--- START EXERCISE MATERIALS ---

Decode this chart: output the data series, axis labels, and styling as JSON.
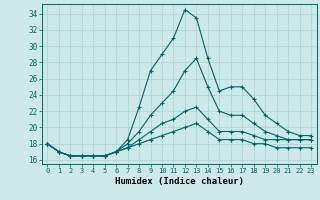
{
  "xlabel": "Humidex (Indice chaleur)",
  "background_color": "#cce8e8",
  "grid_color": "#aad0d0",
  "line_color": "#006666",
  "xlim": [
    -0.5,
    23.5
  ],
  "ylim": [
    15.5,
    35.2
  ],
  "xticks": [
    0,
    1,
    2,
    3,
    4,
    5,
    6,
    7,
    8,
    9,
    10,
    11,
    12,
    13,
    14,
    15,
    16,
    17,
    18,
    19,
    20,
    21,
    22,
    23
  ],
  "yticks": [
    16,
    18,
    20,
    22,
    24,
    26,
    28,
    30,
    32,
    34
  ],
  "series": [
    [
      18.0,
      17.0,
      16.5,
      16.5,
      16.5,
      16.5,
      17.0,
      18.5,
      22.5,
      27.0,
      29.0,
      31.0,
      34.5,
      33.5,
      28.5,
      24.5,
      25.0,
      25.0,
      23.5,
      21.5,
      20.5,
      19.5,
      19.0,
      19.0
    ],
    [
      18.0,
      17.0,
      16.5,
      16.5,
      16.5,
      16.5,
      17.0,
      18.0,
      19.5,
      21.5,
      23.0,
      24.5,
      27.0,
      28.5,
      25.0,
      22.0,
      21.5,
      21.5,
      20.5,
      19.5,
      19.0,
      18.5,
      18.5,
      18.5
    ],
    [
      18.0,
      17.0,
      16.5,
      16.5,
      16.5,
      16.5,
      17.0,
      17.5,
      18.5,
      19.5,
      20.5,
      21.0,
      22.0,
      22.5,
      21.0,
      19.5,
      19.5,
      19.5,
      19.0,
      18.5,
      18.5,
      18.5,
      18.5,
      18.5
    ],
    [
      18.0,
      17.0,
      16.5,
      16.5,
      16.5,
      16.5,
      17.0,
      17.5,
      18.0,
      18.5,
      19.0,
      19.5,
      20.0,
      20.5,
      19.5,
      18.5,
      18.5,
      18.5,
      18.0,
      18.0,
      17.5,
      17.5,
      17.5,
      17.5
    ]
  ]
}
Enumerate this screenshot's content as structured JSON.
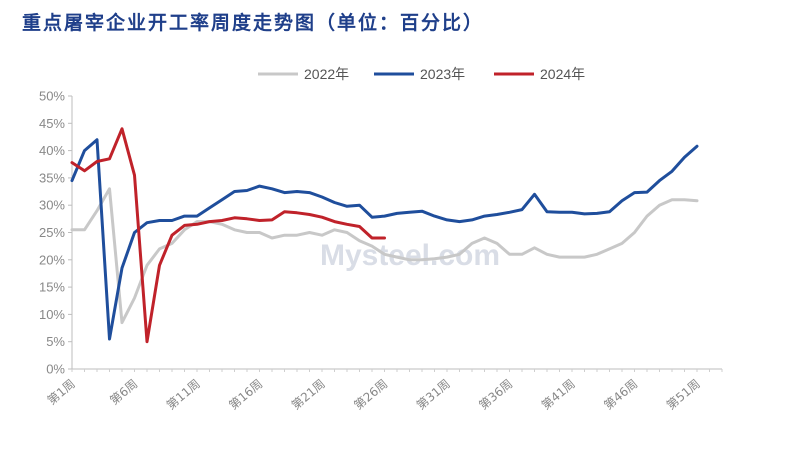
{
  "chart_data": {
    "type": "line",
    "title": "重点屠宰企业开工率周度走势图（单位：百分比）",
    "watermark": "Mysteel.com",
    "x_tick_labels": [
      "第1周",
      "第6周",
      "第11周",
      "第16周",
      "第21周",
      "第26周",
      "第31周",
      "第36周",
      "第41周",
      "第46周",
      "第51周"
    ],
    "y_tick_labels": [
      "0%",
      "5%",
      "10%",
      "15%",
      "20%",
      "25%",
      "30%",
      "35%",
      "40%",
      "45%",
      "50%"
    ],
    "ylim": [
      0,
      50
    ],
    "x_range": [
      1,
      53
    ],
    "legend_position": "top",
    "grid": false,
    "series": [
      {
        "name": "2022年",
        "color": "#c8c8c8",
        "values": [
          25.5,
          25.5,
          29,
          33,
          8.5,
          13,
          19,
          22,
          23,
          25.5,
          27,
          27,
          26.5,
          25.5,
          25,
          25,
          24,
          24.5,
          24.5,
          25,
          24.5,
          25.5,
          25,
          23.5,
          22.5,
          21,
          20.5,
          20,
          20,
          20.2,
          20.5,
          21,
          23,
          24,
          23,
          21,
          21,
          22.2,
          21,
          20.5,
          20.5,
          20.5,
          21,
          22,
          23,
          25,
          28,
          30,
          31,
          31,
          30.8
        ]
      },
      {
        "name": "2023年",
        "color": "#1f4e9c",
        "values": [
          34.5,
          40,
          42,
          5.5,
          18.5,
          25,
          26.8,
          27.2,
          27.2,
          28,
          28,
          29.5,
          31,
          32.5,
          32.7,
          33.5,
          33,
          32.3,
          32.5,
          32.3,
          31.5,
          30.5,
          29.8,
          30,
          27.8,
          28,
          28.5,
          28.7,
          28.9,
          28,
          27.3,
          27,
          27.3,
          28,
          28.3,
          28.7,
          29.2,
          32,
          28.8,
          28.7,
          28.7,
          28.4,
          28.5,
          28.8,
          30.8,
          32.3,
          32.4,
          34.5,
          36.2,
          38.8,
          40.8
        ]
      },
      {
        "name": "2024年",
        "color": "#c0222a",
        "values": [
          37.8,
          36.3,
          38,
          38.5,
          44,
          35.5,
          5,
          19,
          24.5,
          26.3,
          26.5,
          27,
          27.2,
          27.7,
          27.5,
          27.2,
          27.3,
          28.8,
          28.6,
          28.3,
          27.8,
          27,
          26.5,
          26.1,
          24,
          24
        ]
      }
    ]
  }
}
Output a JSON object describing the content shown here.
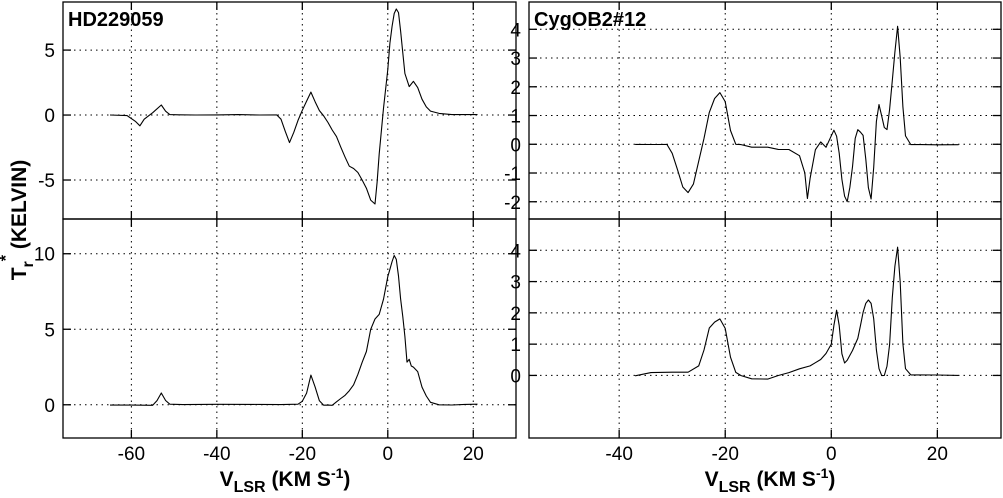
{
  "figure": {
    "ylabel": {
      "main": "T",
      "sub": "r",
      "sup": "*",
      "rest": " (KELVIN)"
    },
    "xlabel": {
      "main": "V",
      "sub": "LSR",
      "rest": " (KM S",
      "sup": "-1",
      "close": ")"
    }
  },
  "chart_data": [
    {
      "type": "line",
      "panel": "top-left",
      "label": "HD229059",
      "xlim": [
        -76,
        30
      ],
      "ylim": [
        -8,
        8.7
      ],
      "xticks": [
        -60,
        -40,
        -20,
        0,
        20
      ],
      "yticks": [
        -5,
        0,
        5
      ],
      "grid": true,
      "show_xtick_labels": false,
      "series": [
        {
          "x": [
            -65,
            -61,
            -59,
            -58,
            -57,
            -55,
            -53,
            -52,
            -51,
            -49,
            -45,
            -40,
            -35,
            -30,
            -26,
            -25,
            -24,
            -23,
            -22,
            -21,
            -20,
            -19,
            -18,
            -17,
            -16,
            -15,
            -14,
            -13,
            -12,
            -11,
            -10,
            -9,
            -8,
            -7,
            -6,
            -5,
            -4,
            -3,
            -2.5,
            -2,
            -1,
            0,
            0.5,
            1,
            1.5,
            2,
            2.5,
            3,
            3.5,
            4,
            5,
            6,
            7,
            8,
            9,
            10,
            12,
            15,
            18,
            21
          ],
          "y": [
            0,
            0,
            -0.5,
            -0.8,
            -0.3,
            0.2,
            0.8,
            0.3,
            0,
            0,
            0,
            0,
            0,
            0,
            0,
            -0.3,
            -1.2,
            -2.1,
            -1.3,
            -0.4,
            0.4,
            1.1,
            1.8,
            1.0,
            0.3,
            -0.1,
            -0.6,
            -1.2,
            -1.7,
            -2.5,
            -3.2,
            -3.9,
            -4.1,
            -4.4,
            -5.0,
            -5.6,
            -6.5,
            -6.8,
            -5.2,
            -3.0,
            0.5,
            3.5,
            5.5,
            6.8,
            7.8,
            8.2,
            7.9,
            6.5,
            4.8,
            3.2,
            2.2,
            2.6,
            2.1,
            1.2,
            0.6,
            0.3,
            0.1,
            0,
            0,
            0
          ]
        }
      ]
    },
    {
      "type": "line",
      "panel": "bottom-left",
      "label": "",
      "xlim": [
        -76,
        30
      ],
      "ylim": [
        -2.2,
        12.3
      ],
      "xticks": [
        -60,
        -40,
        -20,
        0,
        20
      ],
      "yticks": [
        0,
        5,
        10
      ],
      "grid": true,
      "show_xtick_labels": true,
      "series": [
        {
          "x": [
            -65,
            -60,
            -55,
            -54,
            -53,
            -52,
            -51,
            -48,
            -40,
            -30,
            -25,
            -21,
            -20,
            -19,
            -18,
            -17,
            -16,
            -15,
            -14,
            -13,
            -12,
            -11,
            -10,
            -9,
            -8,
            -7,
            -6,
            -5,
            -4,
            -3,
            -2,
            -1,
            0,
            0.5,
            1,
            1.5,
            2,
            2.5,
            3,
            3.5,
            4,
            4.5,
            5,
            5.5,
            6,
            7,
            8,
            9,
            10,
            12,
            15,
            18,
            21
          ],
          "y": [
            0,
            0,
            0,
            0.3,
            0.8,
            0.3,
            0,
            0,
            0,
            0,
            0,
            0,
            0.2,
            0.8,
            2.0,
            1.2,
            0.3,
            0,
            0,
            0,
            0.2,
            0.4,
            0.6,
            0.9,
            1.3,
            2.0,
            2.8,
            3.5,
            5.0,
            5.7,
            6.0,
            7.0,
            8.5,
            9.0,
            9.5,
            9.9,
            9.6,
            8.5,
            7.0,
            5.8,
            4.5,
            2.8,
            3.0,
            2.6,
            2.5,
            2.2,
            1.2,
            0.6,
            0.2,
            0,
            0,
            0,
            0
          ]
        }
      ]
    },
    {
      "type": "line",
      "panel": "top-right",
      "label": "CygOB2#12",
      "xlim": [
        -57,
        32
      ],
      "ylim": [
        -2.6,
        4.95
      ],
      "xticks": [
        -40,
        -20,
        0,
        20
      ],
      "yticks": [
        -2,
        -1,
        0,
        1,
        2,
        3,
        4
      ],
      "grid": true,
      "show_xtick_labels": false,
      "series": [
        {
          "x": [
            -37,
            -33,
            -31,
            -30,
            -29,
            -28,
            -27,
            -26,
            -25,
            -24,
            -23,
            -22,
            -21,
            -20,
            -19,
            -18,
            -17,
            -15,
            -12,
            -10,
            -8,
            -6,
            -5,
            -4.5,
            -4,
            -3,
            -2,
            -1,
            0,
            0.5,
            1,
            1.5,
            2,
            2.5,
            3,
            3.5,
            4,
            4.5,
            5,
            5.5,
            6,
            6.5,
            7,
            7.5,
            8,
            8.5,
            9,
            9.5,
            10,
            10.5,
            11,
            11.5,
            12,
            12.5,
            13,
            13.5,
            14,
            15,
            17,
            20,
            24
          ],
          "y": [
            0,
            0,
            0,
            -0.3,
            -0.9,
            -1.5,
            -1.7,
            -1.4,
            -0.6,
            0.2,
            1.1,
            1.6,
            1.8,
            1.5,
            0.5,
            0,
            0,
            -0.1,
            -0.1,
            -0.2,
            -0.2,
            -0.4,
            -1.0,
            -1.9,
            -1.2,
            -0.2,
            0.1,
            -0.1,
            0.3,
            0.5,
            0.3,
            -0.3,
            -1.2,
            -1.8,
            -2.0,
            -1.5,
            -0.8,
            0.2,
            0.5,
            0.4,
            0.3,
            -0.5,
            -1.5,
            -1.9,
            -0.8,
            0.8,
            1.4,
            1.0,
            0.6,
            0.5,
            1.2,
            2.2,
            3.2,
            4.1,
            3.0,
            1.3,
            0.3,
            0,
            0,
            0,
            0
          ]
        }
      ]
    },
    {
      "type": "line",
      "panel": "bottom-right",
      "label": "",
      "xlim": [
        -57,
        32
      ],
      "ylim": [
        -2.0,
        5.0
      ],
      "xticks": [
        -40,
        -20,
        0,
        20
      ],
      "yticks": [
        0,
        1,
        2,
        3,
        4
      ],
      "grid": true,
      "show_xtick_labels": true,
      "series": [
        {
          "x": [
            -37,
            -34,
            -30,
            -27,
            -25,
            -24,
            -23,
            -22,
            -21,
            -20,
            -19,
            -18,
            -17,
            -15,
            -12,
            -10,
            -8,
            -6,
            -4,
            -3,
            -2,
            -1,
            0,
            0.5,
            1,
            1.5,
            2,
            2.5,
            3,
            4,
            5,
            5.5,
            6,
            6.5,
            7,
            7.5,
            8,
            8.5,
            9,
            9.5,
            10,
            10.5,
            11,
            11.5,
            12,
            12.5,
            13,
            13.5,
            14,
            15,
            17,
            20,
            24
          ],
          "y": [
            0,
            0.1,
            0.1,
            0.1,
            0.3,
            0.8,
            1.5,
            1.7,
            1.8,
            1.5,
            0.6,
            0.1,
            0,
            -0.1,
            -0.1,
            0,
            0.1,
            0.2,
            0.3,
            0.4,
            0.5,
            0.7,
            1.0,
            1.6,
            2.1,
            1.6,
            0.7,
            0.4,
            0.5,
            0.8,
            1.2,
            1.6,
            2.0,
            2.3,
            2.4,
            2.3,
            1.8,
            0.8,
            0.2,
            0,
            0,
            0.3,
            1.0,
            2.5,
            3.5,
            4.1,
            3.0,
            1.0,
            0.2,
            0,
            0,
            0,
            0
          ]
        }
      ]
    }
  ]
}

--- END EXERCISE MATERIALS ---

§ WHAT IS REQUIRED
How many lines in the listing above contain the string "bottom"? Answer with the number only.

§ ANSWER TO THE EXERCISE
2